| Material for the task |
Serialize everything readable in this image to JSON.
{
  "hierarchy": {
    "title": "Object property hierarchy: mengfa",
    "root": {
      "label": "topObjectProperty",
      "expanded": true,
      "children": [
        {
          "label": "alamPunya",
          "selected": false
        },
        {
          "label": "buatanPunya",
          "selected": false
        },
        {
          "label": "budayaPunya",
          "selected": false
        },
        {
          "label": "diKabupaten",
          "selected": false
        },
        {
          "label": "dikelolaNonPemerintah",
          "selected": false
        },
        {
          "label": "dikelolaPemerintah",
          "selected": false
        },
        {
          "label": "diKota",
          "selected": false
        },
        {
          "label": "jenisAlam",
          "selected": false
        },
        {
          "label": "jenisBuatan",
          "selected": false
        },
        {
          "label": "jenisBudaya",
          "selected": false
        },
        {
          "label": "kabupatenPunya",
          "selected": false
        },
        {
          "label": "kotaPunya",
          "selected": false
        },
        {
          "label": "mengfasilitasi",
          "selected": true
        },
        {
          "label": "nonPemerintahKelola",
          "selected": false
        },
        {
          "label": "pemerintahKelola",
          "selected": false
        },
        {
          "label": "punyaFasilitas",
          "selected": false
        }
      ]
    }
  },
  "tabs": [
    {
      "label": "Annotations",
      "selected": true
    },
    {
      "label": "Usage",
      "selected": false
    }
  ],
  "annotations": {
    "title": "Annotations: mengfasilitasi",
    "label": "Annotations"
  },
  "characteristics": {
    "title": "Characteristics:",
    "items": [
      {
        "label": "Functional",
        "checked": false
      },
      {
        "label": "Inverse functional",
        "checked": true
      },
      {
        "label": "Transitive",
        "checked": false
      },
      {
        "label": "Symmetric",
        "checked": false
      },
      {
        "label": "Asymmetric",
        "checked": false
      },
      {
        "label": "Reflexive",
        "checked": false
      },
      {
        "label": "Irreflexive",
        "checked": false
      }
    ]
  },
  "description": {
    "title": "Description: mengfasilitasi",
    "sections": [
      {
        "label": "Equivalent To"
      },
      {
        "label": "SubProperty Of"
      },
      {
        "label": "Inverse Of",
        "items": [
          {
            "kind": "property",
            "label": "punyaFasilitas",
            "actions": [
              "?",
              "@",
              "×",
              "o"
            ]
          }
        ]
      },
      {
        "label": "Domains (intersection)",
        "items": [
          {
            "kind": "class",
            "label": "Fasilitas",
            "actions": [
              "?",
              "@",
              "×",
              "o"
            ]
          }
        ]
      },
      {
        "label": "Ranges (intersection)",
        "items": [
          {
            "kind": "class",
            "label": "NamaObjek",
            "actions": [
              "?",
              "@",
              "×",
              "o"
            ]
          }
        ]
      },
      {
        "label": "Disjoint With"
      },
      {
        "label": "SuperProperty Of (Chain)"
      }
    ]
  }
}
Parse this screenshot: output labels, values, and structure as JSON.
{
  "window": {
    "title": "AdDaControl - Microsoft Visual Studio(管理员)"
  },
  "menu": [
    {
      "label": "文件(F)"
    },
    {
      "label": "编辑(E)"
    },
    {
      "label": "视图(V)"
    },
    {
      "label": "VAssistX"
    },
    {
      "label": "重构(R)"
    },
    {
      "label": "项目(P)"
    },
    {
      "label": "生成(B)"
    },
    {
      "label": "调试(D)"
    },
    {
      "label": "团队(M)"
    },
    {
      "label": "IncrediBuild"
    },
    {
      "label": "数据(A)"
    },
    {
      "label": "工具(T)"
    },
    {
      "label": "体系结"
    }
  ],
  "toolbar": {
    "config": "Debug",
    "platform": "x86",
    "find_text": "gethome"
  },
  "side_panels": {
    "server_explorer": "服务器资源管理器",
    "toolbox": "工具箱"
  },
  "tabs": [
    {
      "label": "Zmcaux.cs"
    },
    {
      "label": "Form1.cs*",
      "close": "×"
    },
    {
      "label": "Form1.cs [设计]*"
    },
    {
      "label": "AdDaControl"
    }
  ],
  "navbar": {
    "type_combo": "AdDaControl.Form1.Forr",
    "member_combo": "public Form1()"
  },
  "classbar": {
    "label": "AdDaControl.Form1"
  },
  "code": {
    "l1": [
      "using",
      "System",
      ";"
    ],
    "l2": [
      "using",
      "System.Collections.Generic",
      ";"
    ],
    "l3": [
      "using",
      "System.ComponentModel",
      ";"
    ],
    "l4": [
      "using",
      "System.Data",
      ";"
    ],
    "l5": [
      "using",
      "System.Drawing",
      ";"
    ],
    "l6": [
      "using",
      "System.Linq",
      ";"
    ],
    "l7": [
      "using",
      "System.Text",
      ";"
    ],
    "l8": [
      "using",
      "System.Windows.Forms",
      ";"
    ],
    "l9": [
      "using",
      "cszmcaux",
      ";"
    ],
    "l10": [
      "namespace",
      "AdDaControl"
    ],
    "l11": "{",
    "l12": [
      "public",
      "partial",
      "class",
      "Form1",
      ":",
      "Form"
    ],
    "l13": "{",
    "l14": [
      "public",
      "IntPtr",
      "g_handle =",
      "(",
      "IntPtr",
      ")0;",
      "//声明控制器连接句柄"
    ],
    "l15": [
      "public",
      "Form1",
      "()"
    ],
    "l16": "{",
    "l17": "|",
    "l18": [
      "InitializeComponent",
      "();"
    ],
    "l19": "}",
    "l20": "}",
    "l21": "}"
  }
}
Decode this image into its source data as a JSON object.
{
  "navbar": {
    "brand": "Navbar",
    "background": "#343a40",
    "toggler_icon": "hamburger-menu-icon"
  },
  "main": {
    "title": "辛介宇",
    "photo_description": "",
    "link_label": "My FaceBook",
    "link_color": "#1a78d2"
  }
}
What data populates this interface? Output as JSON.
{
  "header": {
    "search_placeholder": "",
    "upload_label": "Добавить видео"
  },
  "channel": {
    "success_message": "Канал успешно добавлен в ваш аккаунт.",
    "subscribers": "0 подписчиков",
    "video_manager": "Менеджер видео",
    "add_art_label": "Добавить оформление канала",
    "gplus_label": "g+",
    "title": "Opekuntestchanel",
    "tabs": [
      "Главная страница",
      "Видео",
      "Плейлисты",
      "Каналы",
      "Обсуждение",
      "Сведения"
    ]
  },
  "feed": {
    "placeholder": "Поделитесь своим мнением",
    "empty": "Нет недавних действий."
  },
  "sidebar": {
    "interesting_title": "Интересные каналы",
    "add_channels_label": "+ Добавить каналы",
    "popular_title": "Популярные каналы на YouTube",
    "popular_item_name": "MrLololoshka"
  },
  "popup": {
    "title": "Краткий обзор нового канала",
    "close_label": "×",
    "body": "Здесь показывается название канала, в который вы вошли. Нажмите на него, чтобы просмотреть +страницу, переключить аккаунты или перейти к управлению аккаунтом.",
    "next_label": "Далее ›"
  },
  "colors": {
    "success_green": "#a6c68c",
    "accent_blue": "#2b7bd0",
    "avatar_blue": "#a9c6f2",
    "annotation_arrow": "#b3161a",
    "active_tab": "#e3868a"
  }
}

| Exercise aim |
Give back the lines of the listing from the one with "What data populates" through the end, both included, exactly as written and with nothing added.

| Written reply |
What data populates this interface? Output as JSON.
{
  "header": {
    "search_placeholder": "",
    "upload_label": "Добавить видео"
  },
  "channel": {
    "success_message": "Канал успешно добавлен в ваш аккаунт.",
    "subscribers": "0 подписчиков",
    "video_manager": "Менеджер видео",
    "add_art_label": "Добавить оформление канала",
    "gplus_label": "g+",
    "title": "Opekuntestchanel",
    "tabs": [
      "Главная страница",
      "Видео",
      "Плейлисты",
      "Каналы",
      "Обсуждение",
      "Сведения"
    ]
  },
  "feed": {
    "placeholder": "Поделитесь своим мнением",
    "empty": "Нет недавних действий."
  },
  "sidebar": {
    "interesting_title": "Интересные каналы",
    "add_channels_label": "+ Добавить каналы",
    "popular_title": "Популярные каналы на YouTube",
    "popular_item_name": "MrLololoshka"
  },
  "popup": {
    "title": "Краткий обзор нового канала",
    "close_label": "×",
    "body": "Здесь показывается название канала, в который вы вошли. Нажмите на него, чтобы просмотреть +страницу, переключить аккаунты или перейти к управлению аккаунтом.",
    "next_label": "Далее ›"
  },
  "colors": {
    "success_green": "#a6c68c",
    "accent_blue": "#2b7bd0",
    "avatar_blue": "#a9c6f2",
    "annotation_arrow": "#b3161a",
    "active_tab": "#e3868a"
  }
}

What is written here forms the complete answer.